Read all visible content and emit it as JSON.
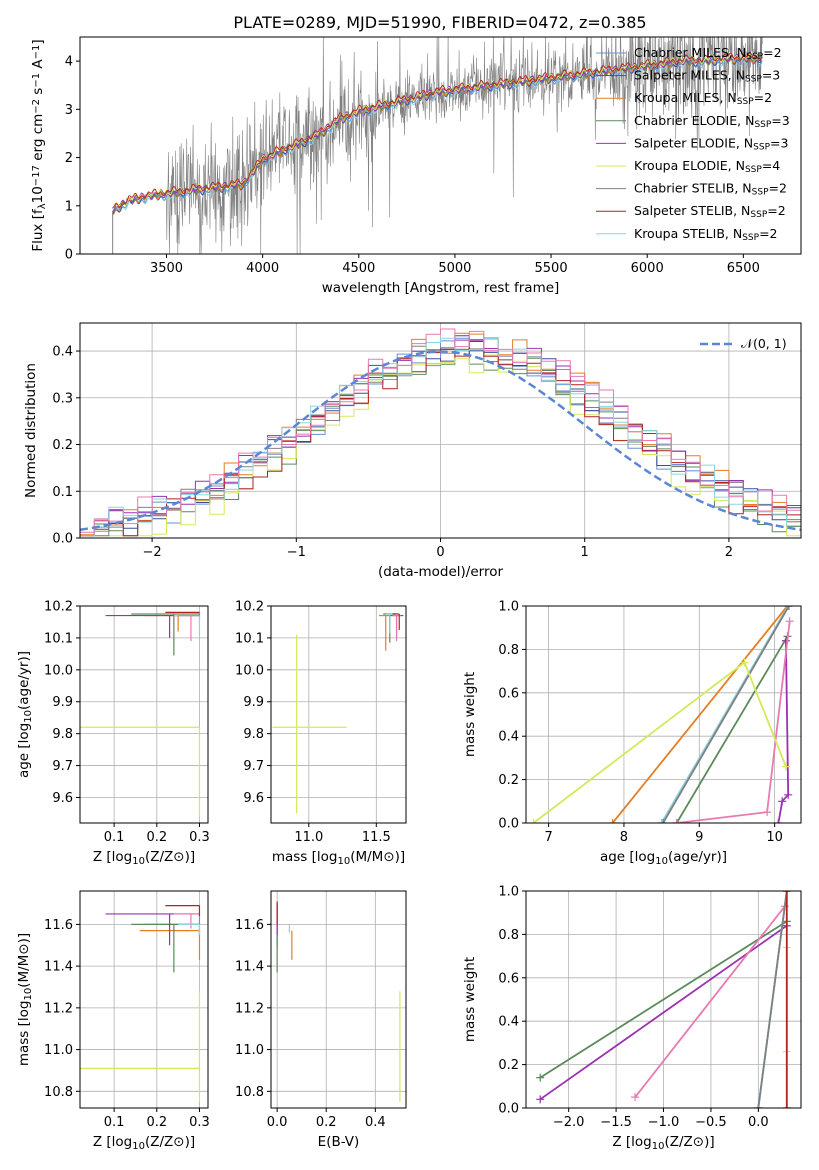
{
  "figure": {
    "title": "PLATE=0289, MJD=51990, FIBERID=0472, z=0.385"
  },
  "colors": {
    "Chabrier MILES": "#6a8fd8",
    "Salpeter MILES": "#3c4f9a",
    "Kroupa MILES": "#e67e22",
    "Chabrier ELODIE": "#5b8a5b",
    "Salpeter ELODIE": "#9b30b0",
    "Kroupa ELODIE": "#d6e85a",
    "Chabrier STELIB": "#808080",
    "Salpeter STELIB": "#b22222",
    "Kroupa STELIB": "#8ad6e0",
    "pink": "#e87ab0",
    "gaussian": "#5b86d6"
  },
  "chart_data": [
    {
      "id": "spectrum",
      "type": "line",
      "title": "PLATE=0289, MJD=51990, FIBERID=0472, z=0.385",
      "xlabel": "wavelength [Angstrom, rest frame]",
      "ylabel": "Flux [f_λ10^-17 erg cm^-2 s^-1 A^-1]",
      "xlim": [
        3050,
        6800
      ],
      "ylim": [
        0,
        4.5
      ],
      "xticks": [
        3500,
        4000,
        4500,
        5000,
        5500,
        6000,
        6500
      ],
      "yticks": [
        0,
        1,
        2,
        3,
        4
      ],
      "grid": false,
      "legend_position": "right",
      "legend": [
        {
          "label": "Chabrier MILES, N",
          "sub": "SSP",
          "suffix": "=2",
          "color_key": "Chabrier MILES"
        },
        {
          "label": "Salpeter MILES, N",
          "sub": "SSP",
          "suffix": "=3",
          "color_key": "Salpeter MILES"
        },
        {
          "label": "Kroupa MILES, N",
          "sub": "SSP",
          "suffix": "=2",
          "color_key": "Kroupa MILES"
        },
        {
          "label": "Chabrier ELODIE, N",
          "sub": "SSP",
          "suffix": "=3",
          "color_key": "Chabrier ELODIE"
        },
        {
          "label": "Salpeter ELODIE, N",
          "sub": "SSP",
          "suffix": "=3",
          "color_key": "Salpeter ELODIE"
        },
        {
          "label": "Kroupa ELODIE, N",
          "sub": "SSP",
          "suffix": "=4",
          "color_key": "Kroupa ELODIE"
        },
        {
          "label": "Chabrier STELIB, N",
          "sub": "SSP",
          "suffix": "=2",
          "color_key": "Chabrier STELIB"
        },
        {
          "label": "Salpeter STELIB, N",
          "sub": "SSP",
          "suffix": "=2",
          "color_key": "Salpeter STELIB"
        },
        {
          "label": "Kroupa STELIB, N",
          "sub": "SSP",
          "suffix": "=2",
          "color_key": "Kroupa STELIB"
        }
      ],
      "model_envelope": {
        "wavelength": [
          3220,
          3300,
          3400,
          3500,
          3600,
          3700,
          3800,
          3900,
          4000,
          4100,
          4200,
          4300,
          4400,
          4500,
          4600,
          4700,
          4800,
          4900,
          5000,
          5100,
          5200,
          5300,
          5400,
          5500,
          5600,
          5700,
          5800,
          5900,
          6000,
          6100,
          6200,
          6300,
          6400,
          6500,
          6600
        ],
        "flux": [
          0.9,
          1.1,
          1.2,
          1.25,
          1.3,
          1.35,
          1.4,
          1.45,
          1.95,
          2.15,
          2.3,
          2.5,
          2.8,
          2.95,
          3.05,
          3.15,
          3.25,
          3.35,
          3.4,
          3.45,
          3.5,
          3.55,
          3.6,
          3.65,
          3.7,
          3.75,
          3.8,
          3.85,
          3.9,
          3.95,
          4.0,
          4.0,
          4.05,
          4.05,
          4.05
        ]
      },
      "data_range_angstrom": [
        3220,
        6600
      ]
    },
    {
      "id": "residuals",
      "type": "histogram",
      "xlabel": "(data-model)/error",
      "ylabel": "Normed distribution",
      "xlim": [
        -2.5,
        2.5
      ],
      "ylim": [
        0,
        0.46
      ],
      "xticks": [
        -2,
        -1,
        0,
        1,
        2
      ],
      "yticks": [
        0.0,
        0.1,
        0.2,
        0.3,
        0.4
      ],
      "grid": true,
      "legend_position": "top-right",
      "legend": [
        {
          "label": "𝒩(0, 1)",
          "color_key": "gaussian",
          "style": "dashed"
        }
      ],
      "bin_width": 0.1,
      "bin_start": -2.5,
      "series": [
        {
          "name": "Chabrier MILES",
          "color_key": "Chabrier MILES",
          "offset": 0.0
        },
        {
          "name": "Salpeter MILES",
          "color_key": "Salpeter MILES",
          "offset": 0.01
        },
        {
          "name": "Kroupa MILES",
          "color_key": "Kroupa MILES",
          "offset": 0.02
        },
        {
          "name": "Chabrier ELODIE",
          "color_key": "Chabrier ELODIE",
          "offset": -0.01
        },
        {
          "name": "Salpeter ELODIE",
          "color_key": "Salpeter ELODIE",
          "offset": 0.015
        },
        {
          "name": "Kroupa ELODIE",
          "color_key": "Kroupa ELODIE",
          "offset": -0.02
        },
        {
          "name": "Chabrier STELIB",
          "color_key": "Chabrier STELIB",
          "offset": 0.005
        },
        {
          "name": "Salpeter STELIB",
          "color_key": "Salpeter STELIB",
          "offset": -0.005
        },
        {
          "name": "Kroupa STELIB",
          "color_key": "Kroupa STELIB",
          "offset": 0.012
        },
        {
          "name": "pink",
          "color_key": "pink",
          "offset": 0.025
        }
      ],
      "histogram_center_shift": 0.2,
      "histogram_sigma": 1.05
    },
    {
      "id": "age_vs_Z",
      "type": "errorbar",
      "xlabel": "Z [log10(Z/Z⊙)]",
      "ylabel": "age  [log10(age/yr)]",
      "xlim": [
        0.02,
        0.32
      ],
      "ylim": [
        9.52,
        10.2
      ],
      "xticks": [
        0.1,
        0.2,
        0.3
      ],
      "yticks": [
        9.6,
        9.7,
        9.8,
        9.9,
        10.0,
        10.1,
        10.2
      ],
      "grid": true,
      "points": [
        {
          "x": 0.3,
          "y": 10.18,
          "xerr": [
            0.0,
            0.0
          ],
          "yerr": [
            0.02,
            0.0
          ],
          "color_key": "Chabrier MILES"
        },
        {
          "x": 0.25,
          "y": 10.17,
          "xerr": [
            0.08,
            0.05
          ],
          "yerr": [
            0.05,
            0.0
          ],
          "color_key": "Kroupa MILES"
        },
        {
          "x": 0.24,
          "y": 10.175,
          "xerr": [
            0.1,
            0.06
          ],
          "yerr": [
            0.13,
            0.0
          ],
          "color_key": "Chabrier ELODIE"
        },
        {
          "x": 0.23,
          "y": 10.17,
          "xerr": [
            0.15,
            0.07
          ],
          "yerr": [
            0.07,
            0.0
          ],
          "color_key": "Salpeter ELODIE"
        },
        {
          "x": 0.3,
          "y": 9.82,
          "xerr": [
            0.28,
            0.0
          ],
          "yerr": [
            0.28,
            0.0
          ],
          "color_key": "Kroupa ELODIE"
        },
        {
          "x": 0.3,
          "y": 10.17,
          "xerr": [
            0.06,
            0.0
          ],
          "yerr": [
            0.06,
            0.0
          ],
          "color_key": "Kroupa STELIB"
        },
        {
          "x": 0.28,
          "y": 10.17,
          "xerr": [
            0.03,
            0.02
          ],
          "yerr": [
            0.08,
            0.0
          ],
          "color_key": "pink"
        },
        {
          "x": 0.3,
          "y": 10.18,
          "xerr": [
            0.08,
            0.0
          ],
          "yerr": [
            0.0,
            0.0
          ],
          "color_key": "Salpeter STELIB"
        }
      ]
    },
    {
      "id": "age_vs_mass",
      "type": "errorbar",
      "xlabel": "mass [log10(M/M⊙)]",
      "ylabel": "",
      "xlim": [
        10.72,
        11.72
      ],
      "ylim": [
        9.52,
        10.2
      ],
      "xticks": [
        11.0,
        11.5
      ],
      "yticks": [
        9.6,
        9.7,
        9.8,
        9.9,
        10.0,
        10.1,
        10.2
      ],
      "grid": true,
      "points": [
        {
          "x": 11.6,
          "y": 10.175,
          "xerr": [
            0.05,
            0.05
          ],
          "yerr": [
            0.06,
            0.0
          ],
          "color_key": "Chabrier MILES"
        },
        {
          "x": 11.57,
          "y": 10.17,
          "xerr": [
            0.05,
            0.03
          ],
          "yerr": [
            0.11,
            0.0
          ],
          "color_key": "Kroupa MILES"
        },
        {
          "x": 11.6,
          "y": 10.175,
          "xerr": [
            0.04,
            0.04
          ],
          "yerr": [
            0.09,
            0.0
          ],
          "color_key": "Chabrier ELODIE"
        },
        {
          "x": 11.65,
          "y": 10.17,
          "xerr": [
            0.05,
            0.05
          ],
          "yerr": [
            0.07,
            0.0
          ],
          "color_key": "Salpeter ELODIE"
        },
        {
          "x": 10.91,
          "y": 9.82,
          "xerr": [
            0.18,
            0.37
          ],
          "yerr": [
            0.27,
            0.29
          ],
          "color_key": "Kroupa ELODIE"
        },
        {
          "x": 11.6,
          "y": 10.175,
          "xerr": [
            0.03,
            0.03
          ],
          "yerr": [
            0.06,
            0.0
          ],
          "color_key": "Kroupa STELIB"
        },
        {
          "x": 11.65,
          "y": 10.17,
          "xerr": [
            0.03,
            0.03
          ],
          "yerr": [
            0.08,
            0.0
          ],
          "color_key": "pink"
        },
        {
          "x": 11.67,
          "y": 10.175,
          "xerr": [
            0.05,
            0.0
          ],
          "yerr": [
            0.05,
            0.0
          ],
          "color_key": "Salpeter STELIB"
        }
      ]
    },
    {
      "id": "weight_vs_age",
      "type": "line",
      "xlabel": "age  [log10(age/yr)]",
      "ylabel": "mass weight",
      "xlim": [
        6.7,
        10.35
      ],
      "ylim": [
        0,
        1.0
      ],
      "xticks": [
        7,
        8,
        9,
        10
      ],
      "yticks": [
        0.0,
        0.2,
        0.4,
        0.6,
        0.8,
        1.0
      ],
      "grid": true,
      "series": [
        {
          "name": "Chabrier MILES",
          "color_key": "Chabrier MILES",
          "x": [
            8.5,
            10.18
          ],
          "y": [
            0.0,
            1.0
          ]
        },
        {
          "name": "Kroupa MILES",
          "color_key": "Kroupa MILES",
          "x": [
            7.85,
            10.17
          ],
          "y": [
            0.0,
            1.0
          ]
        },
        {
          "name": "Kroupa STELIB",
          "color_key": "Kroupa STELIB",
          "x": [
            8.5,
            10.18
          ],
          "y": [
            0.0,
            1.0
          ]
        },
        {
          "name": "Chabrier STELIB",
          "color_key": "Chabrier STELIB",
          "x": [
            8.52,
            10.19
          ],
          "y": [
            0.0,
            1.0
          ]
        },
        {
          "name": "Chabrier ELODIE",
          "color_key": "Chabrier ELODIE",
          "x": [
            8.7,
            10.17
          ],
          "y": [
            0.0,
            0.86
          ]
        },
        {
          "name": "Salpeter ELODIE",
          "color_key": "Salpeter ELODIE",
          "x": [
            10.05,
            10.1,
            10.18,
            10.15
          ],
          "y": [
            0.0,
            0.1,
            0.13,
            0.84
          ]
        },
        {
          "name": "pink",
          "color_key": "pink",
          "x": [
            8.7,
            9.9,
            10.2
          ],
          "y": [
            0.0,
            0.05,
            0.93
          ]
        },
        {
          "name": "Kroupa ELODIE",
          "color_key": "Kroupa ELODIE",
          "x": [
            6.8,
            9.6,
            10.15
          ],
          "y": [
            0.0,
            0.74,
            0.26
          ]
        }
      ]
    },
    {
      "id": "mass_vs_Z",
      "type": "errorbar",
      "xlabel": "Z [log10(Z/Z⊙)]",
      "ylabel": "mass [log10(M/M⊙)]",
      "xlim": [
        0.02,
        0.32
      ],
      "ylim": [
        10.72,
        11.76
      ],
      "xticks": [
        0.1,
        0.2,
        0.3
      ],
      "yticks": [
        10.8,
        11.0,
        11.2,
        11.4,
        11.6
      ],
      "grid": true,
      "points": [
        {
          "x": 0.3,
          "y": 11.6,
          "xerr": [
            0.13,
            0.0
          ],
          "yerr": [
            0.05,
            0.05
          ],
          "color_key": "Chabrier MILES"
        },
        {
          "x": 0.3,
          "y": 11.57,
          "xerr": [
            0.14,
            0.0
          ],
          "yerr": [
            0.14,
            0.0
          ],
          "color_key": "Kroupa MILES"
        },
        {
          "x": 0.24,
          "y": 11.6,
          "xerr": [
            0.1,
            0.06
          ],
          "yerr": [
            0.23,
            0.0
          ],
          "color_key": "Chabrier ELODIE"
        },
        {
          "x": 0.23,
          "y": 11.65,
          "xerr": [
            0.15,
            0.07
          ],
          "yerr": [
            0.15,
            0.0
          ],
          "color_key": "Salpeter ELODIE"
        },
        {
          "x": 0.3,
          "y": 10.91,
          "xerr": [
            0.28,
            0.0
          ],
          "yerr": [
            0.16,
            0.37
          ],
          "color_key": "Kroupa ELODIE"
        },
        {
          "x": 0.28,
          "y": 11.65,
          "xerr": [
            0.04,
            0.02
          ],
          "yerr": [
            0.07,
            0.0
          ],
          "color_key": "pink"
        },
        {
          "x": 0.3,
          "y": 11.69,
          "xerr": [
            0.08,
            0.0
          ],
          "yerr": [
            0.05,
            0.0
          ],
          "color_key": "Salpeter STELIB"
        },
        {
          "x": 0.3,
          "y": 11.6,
          "xerr": [
            0.05,
            0.0
          ],
          "yerr": [
            0.05,
            0.0
          ],
          "color_key": "Kroupa STELIB"
        }
      ]
    },
    {
      "id": "mass_vs_EBV",
      "type": "errorbar",
      "xlabel": "E(B-V)",
      "ylabel": "",
      "xlim": [
        -0.025,
        0.525
      ],
      "ylim": [
        10.72,
        11.76
      ],
      "xticks": [
        0.0,
        0.2,
        0.4
      ],
      "yticks": [
        10.8,
        11.0,
        11.2,
        11.4,
        11.6
      ],
      "grid": true,
      "points": [
        {
          "x": 0.0,
          "y": 11.6,
          "xerr": [
            0.0,
            0.0
          ],
          "yerr": [
            0.12,
            0.1
          ],
          "color_key": "Chabrier MILES"
        },
        {
          "x": 0.0,
          "y": 11.6,
          "xerr": [
            0.0,
            0.0
          ],
          "yerr": [
            0.23,
            0.0
          ],
          "color_key": "Chabrier ELODIE"
        },
        {
          "x": 0.0,
          "y": 11.65,
          "xerr": [
            0.0,
            0.0
          ],
          "yerr": [
            0.1,
            0.05
          ],
          "color_key": "Salpeter ELODIE"
        },
        {
          "x": 0.0,
          "y": 11.68,
          "xerr": [
            0.0,
            0.0
          ],
          "yerr": [
            0.08,
            0.03
          ],
          "color_key": "Salpeter STELIB"
        },
        {
          "x": 0.06,
          "y": 11.57,
          "xerr": [
            0.0,
            0.0
          ],
          "yerr": [
            0.14,
            0.0
          ],
          "color_key": "Kroupa MILES"
        },
        {
          "x": 0.5,
          "y": 10.91,
          "xerr": [
            0.0,
            0.0
          ],
          "yerr": [
            0.16,
            0.37
          ],
          "color_key": "Kroupa ELODIE"
        },
        {
          "x": 0.05,
          "y": 11.6,
          "xerr": [
            0.0,
            0.0
          ],
          "yerr": [
            0.04,
            0.0
          ],
          "color_key": "Kroupa STELIB"
        }
      ]
    },
    {
      "id": "weight_vs_Z",
      "type": "line",
      "xlabel": "Z [log10(Z/Z⊙)]",
      "ylabel": "mass weight",
      "xlim": [
        -2.45,
        0.45
      ],
      "ylim": [
        0,
        1.0
      ],
      "xticks": [
        -2.0,
        -1.5,
        -1.0,
        -0.5,
        0.0
      ],
      "yticks": [
        0.0,
        0.2,
        0.4,
        0.6,
        0.8,
        1.0
      ],
      "grid": true,
      "series": [
        {
          "name": "Chabrier ELODIE",
          "color_key": "Chabrier ELODIE",
          "x": [
            -2.3,
            0.3
          ],
          "y": [
            0.14,
            0.86
          ]
        },
        {
          "name": "Salpeter ELODIE",
          "color_key": "Salpeter ELODIE",
          "x": [
            -2.3,
            0.3
          ],
          "y": [
            0.04,
            0.84
          ]
        },
        {
          "name": "pink",
          "color_key": "pink",
          "x": [
            -1.3,
            0.28
          ],
          "y": [
            0.05,
            0.93
          ]
        },
        {
          "name": "Chabrier MILES",
          "color_key": "Chabrier MILES",
          "x": [
            0.0,
            0.3
          ],
          "y": [
            0.0,
            1.0
          ]
        },
        {
          "name": "Kroupa STELIB",
          "color_key": "Kroupa STELIB",
          "x": [
            0.0,
            0.3
          ],
          "y": [
            0.0,
            1.0
          ]
        },
        {
          "name": "Chabrier STELIB",
          "color_key": "Chabrier STELIB",
          "x": [
            0.0,
            0.3
          ],
          "y": [
            0.0,
            1.0
          ]
        },
        {
          "name": "Kroupa ELODIE",
          "color_key": "Kroupa ELODIE",
          "x": [
            0.3,
            0.3,
            0.3
          ],
          "y": [
            0.0,
            0.26,
            0.74
          ]
        },
        {
          "name": "Salpeter STELIB",
          "color_key": "Salpeter STELIB",
          "x": [
            0.3,
            0.3
          ],
          "y": [
            0.0,
            1.0
          ]
        }
      ]
    }
  ]
}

**********

GIVEN EXERCISE:
Count the lines above that contain the word "wavelength", and give only that number.

WRITTEN ANSWER:
2